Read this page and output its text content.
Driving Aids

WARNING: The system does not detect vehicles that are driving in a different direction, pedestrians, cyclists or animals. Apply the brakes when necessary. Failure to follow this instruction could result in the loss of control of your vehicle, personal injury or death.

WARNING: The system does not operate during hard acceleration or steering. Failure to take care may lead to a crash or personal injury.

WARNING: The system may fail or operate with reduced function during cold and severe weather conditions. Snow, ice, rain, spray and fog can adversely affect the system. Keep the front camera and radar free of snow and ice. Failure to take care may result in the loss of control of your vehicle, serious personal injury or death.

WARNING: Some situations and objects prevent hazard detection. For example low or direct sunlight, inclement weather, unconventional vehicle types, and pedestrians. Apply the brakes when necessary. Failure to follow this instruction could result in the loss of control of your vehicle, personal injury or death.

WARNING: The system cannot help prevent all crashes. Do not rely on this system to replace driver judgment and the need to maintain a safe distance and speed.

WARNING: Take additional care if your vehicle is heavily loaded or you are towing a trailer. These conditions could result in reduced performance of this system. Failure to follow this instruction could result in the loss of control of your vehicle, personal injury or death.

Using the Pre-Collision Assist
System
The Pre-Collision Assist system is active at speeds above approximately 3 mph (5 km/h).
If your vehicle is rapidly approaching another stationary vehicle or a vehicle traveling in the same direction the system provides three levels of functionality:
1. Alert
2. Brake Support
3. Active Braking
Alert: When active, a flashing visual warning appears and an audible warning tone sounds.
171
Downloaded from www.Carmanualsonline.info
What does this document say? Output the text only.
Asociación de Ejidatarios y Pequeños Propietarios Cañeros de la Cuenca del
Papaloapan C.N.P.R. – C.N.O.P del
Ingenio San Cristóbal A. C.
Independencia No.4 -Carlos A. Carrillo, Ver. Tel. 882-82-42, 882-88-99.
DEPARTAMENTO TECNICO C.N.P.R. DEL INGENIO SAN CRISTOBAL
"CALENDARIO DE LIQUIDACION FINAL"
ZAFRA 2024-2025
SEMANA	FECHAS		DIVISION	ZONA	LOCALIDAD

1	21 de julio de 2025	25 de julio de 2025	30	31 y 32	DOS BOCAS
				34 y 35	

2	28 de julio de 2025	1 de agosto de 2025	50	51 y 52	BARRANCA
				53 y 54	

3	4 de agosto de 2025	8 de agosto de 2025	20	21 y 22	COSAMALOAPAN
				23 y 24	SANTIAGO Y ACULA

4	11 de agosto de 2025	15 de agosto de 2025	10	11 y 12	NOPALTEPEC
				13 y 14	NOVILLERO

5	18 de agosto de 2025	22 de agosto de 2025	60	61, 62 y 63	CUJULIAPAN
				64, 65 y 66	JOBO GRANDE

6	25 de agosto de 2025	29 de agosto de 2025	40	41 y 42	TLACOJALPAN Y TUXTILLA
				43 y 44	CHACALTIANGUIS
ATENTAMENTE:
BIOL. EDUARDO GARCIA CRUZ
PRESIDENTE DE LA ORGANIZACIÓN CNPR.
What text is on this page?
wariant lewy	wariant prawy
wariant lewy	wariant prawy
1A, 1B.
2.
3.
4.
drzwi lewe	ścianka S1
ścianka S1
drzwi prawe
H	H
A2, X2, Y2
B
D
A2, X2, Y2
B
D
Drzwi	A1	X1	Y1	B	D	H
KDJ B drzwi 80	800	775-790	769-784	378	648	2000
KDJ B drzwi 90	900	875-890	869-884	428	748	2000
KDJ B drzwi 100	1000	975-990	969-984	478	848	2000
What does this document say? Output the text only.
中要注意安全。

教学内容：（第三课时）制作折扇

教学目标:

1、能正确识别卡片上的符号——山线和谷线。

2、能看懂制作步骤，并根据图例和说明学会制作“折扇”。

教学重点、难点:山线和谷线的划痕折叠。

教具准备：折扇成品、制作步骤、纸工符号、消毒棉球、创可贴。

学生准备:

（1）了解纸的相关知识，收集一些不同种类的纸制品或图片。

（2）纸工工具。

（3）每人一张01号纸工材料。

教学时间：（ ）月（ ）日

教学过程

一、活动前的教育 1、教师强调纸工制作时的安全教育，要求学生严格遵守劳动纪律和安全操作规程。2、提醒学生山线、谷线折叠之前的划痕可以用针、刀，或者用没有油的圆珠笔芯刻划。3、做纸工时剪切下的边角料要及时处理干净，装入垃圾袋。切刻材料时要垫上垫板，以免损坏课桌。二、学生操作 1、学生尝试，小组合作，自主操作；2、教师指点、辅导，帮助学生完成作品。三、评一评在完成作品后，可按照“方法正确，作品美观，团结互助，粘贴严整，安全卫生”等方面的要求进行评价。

━━━━━━━━━━━━━━━━━━━━━━━━━━━━━━

Objective |
Copy out the material above in its entirety. Every detail must match.

Task answer |
Read this page and output its text content.
Driving Aids

WARNING: The system does not detect vehicles that are driving in a different direction, pedestrians, cyclists or animals. Apply the brakes when necessary. Failure to follow this instruction could result in the loss of control of your vehicle, personal injury or death.

WARNING: The system does not operate during hard acceleration or steering. Failure to take care may lead to a crash or personal injury.

WARNING: The system may fail or operate with reduced function during cold and severe weather conditions. Snow, ice, rain, spray and fog can adversely affect the system. Keep the front camera and radar free of snow and ice. Failure to take care may result in the loss of control of your vehicle, serious personal injury or death.

WARNING: Some situations and objects prevent hazard detection. For example low or direct sunlight, inclement weather, unconventional vehicle types, and pedestrians. Apply the brakes when necessary. Failure to follow this instruction could result in the loss of control of your vehicle, personal injury or death.

WARNING: The system cannot help prevent all crashes. Do not rely on this system to replace driver judgment and the need to maintain a safe distance and speed.

WARNING: Take additional care if your vehicle is heavily loaded or you are towing a trailer. These conditions could result in reduced performance of this system. Failure to follow this instruction could result in the loss of control of your vehicle, personal injury or death.

Using the Pre-Collision Assist
System
The Pre-Collision Assist system is active at speeds above approximately 3 mph (5 km/h).
If your vehicle is rapidly approaching another stationary vehicle or a vehicle traveling in the same direction the system provides three levels of functionality:
1. Alert
2. Brake Support
3. Active Braking
Alert: When active, a flashing visual warning appears and an audible warning tone sounds.
171
Downloaded from www.Carmanualsonline.info
What does this document say? Output the text only.
Asociación de Ejidatarios y Pequeños Propietarios Cañeros de la Cuenca del
Papaloapan C.N.P.R. – C.N.O.P del
Ingenio San Cristóbal A. C.
Independencia No.4 -Carlos A. Carrillo, Ver. Tel. 882-82-42, 882-88-99.
DEPARTAMENTO TECNICO C.N.P.R. DEL INGENIO SAN CRISTOBAL
"CALENDARIO DE LIQUIDACION FINAL"
ZAFRA 2024-2025
SEMANA	FECHAS		DIVISION	ZONA	LOCALIDAD

1	21 de julio de 2025	25 de julio de 2025	30	31 y 32	DOS BOCAS
				34 y 35	

2	28 de julio de 2025	1 de agosto de 2025	50	51 y 52	BARRANCA
				53 y 54	

3	4 de agosto de 2025	8 de agosto de 2025	20	21 y 22	COSAMALOAPAN
				23 y 24	SANTIAGO Y ACULA

4	11 de agosto de 2025	15 de agosto de 2025	10	11 y 12	NOPALTEPEC
				13 y 14	NOVILLERO

5	18 de agosto de 2025	22 de agosto de 2025	60	61, 62 y 63	CUJULIAPAN
				64, 65 y 66	JOBO GRANDE

6	25 de agosto de 2025	29 de agosto de 2025	40	41 y 42	TLACOJALPAN Y TUXTILLA
				43 y 44	CHACALTIANGUIS
ATENTAMENTE:
BIOL. EDUARDO GARCIA CRUZ
PRESIDENTE DE LA ORGANIZACIÓN CNPR.
What text is on this page?
wariant lewy	wariant prawy
wariant lewy	wariant prawy
1A, 1B.
2.
3.
4.
drzwi lewe	ścianka S1
ścianka S1
drzwi prawe
H	H
A2, X2, Y2
B
D
A2, X2, Y2
B
D
Drzwi	A1	X1	Y1	B	D	H
KDJ B drzwi 80	800	775-790	769-784	378	648	2000
KDJ B drzwi 90	900	875-890	869-884	428	748	2000
KDJ B drzwi 100	1000	975-990	969-984	478	848	2000
What does this document say? Output the text only.
中要注意安全。

教学内容：（第三课时）制作折扇

教学目标:

1、能正确识别卡片上的符号——山线和谷线。

2、能看懂制作步骤，并根据图例和说明学会制作“折扇”。

教学重点、难点:山线和谷线的划痕折叠。

教具准备：折扇成品、制作步骤、纸工符号、消毒棉球、创可贴。

学生准备:

（1）了解纸的相关知识，收集一些不同种类的纸制品或图片。

（2）纸工工具。

（3）每人一张01号纸工材料。

教学时间：（ ）月（ ）日

教学过程

一、活动前的教育 1、教师强调纸工制作时的安全教育，要求学生严格遵守劳动纪律和安全操作规程。2、提醒学生山线、谷线折叠之前的划痕可以用针、刀，或者用没有油的圆珠笔芯刻划。3、做纸工时剪切下的边角料要及时处理干净，装入垃圾袋。切刻材料时要垫上垫板，以免损坏课桌。二、学生操作 1、学生尝试，小组合作，自主操作；2、教师指点、辅导，帮助学生完成作品。三、评一评在完成作品后，可按照“方法正确，作品美观，团结互助，粘贴严整，安全卫生”等方面的要求进行评价。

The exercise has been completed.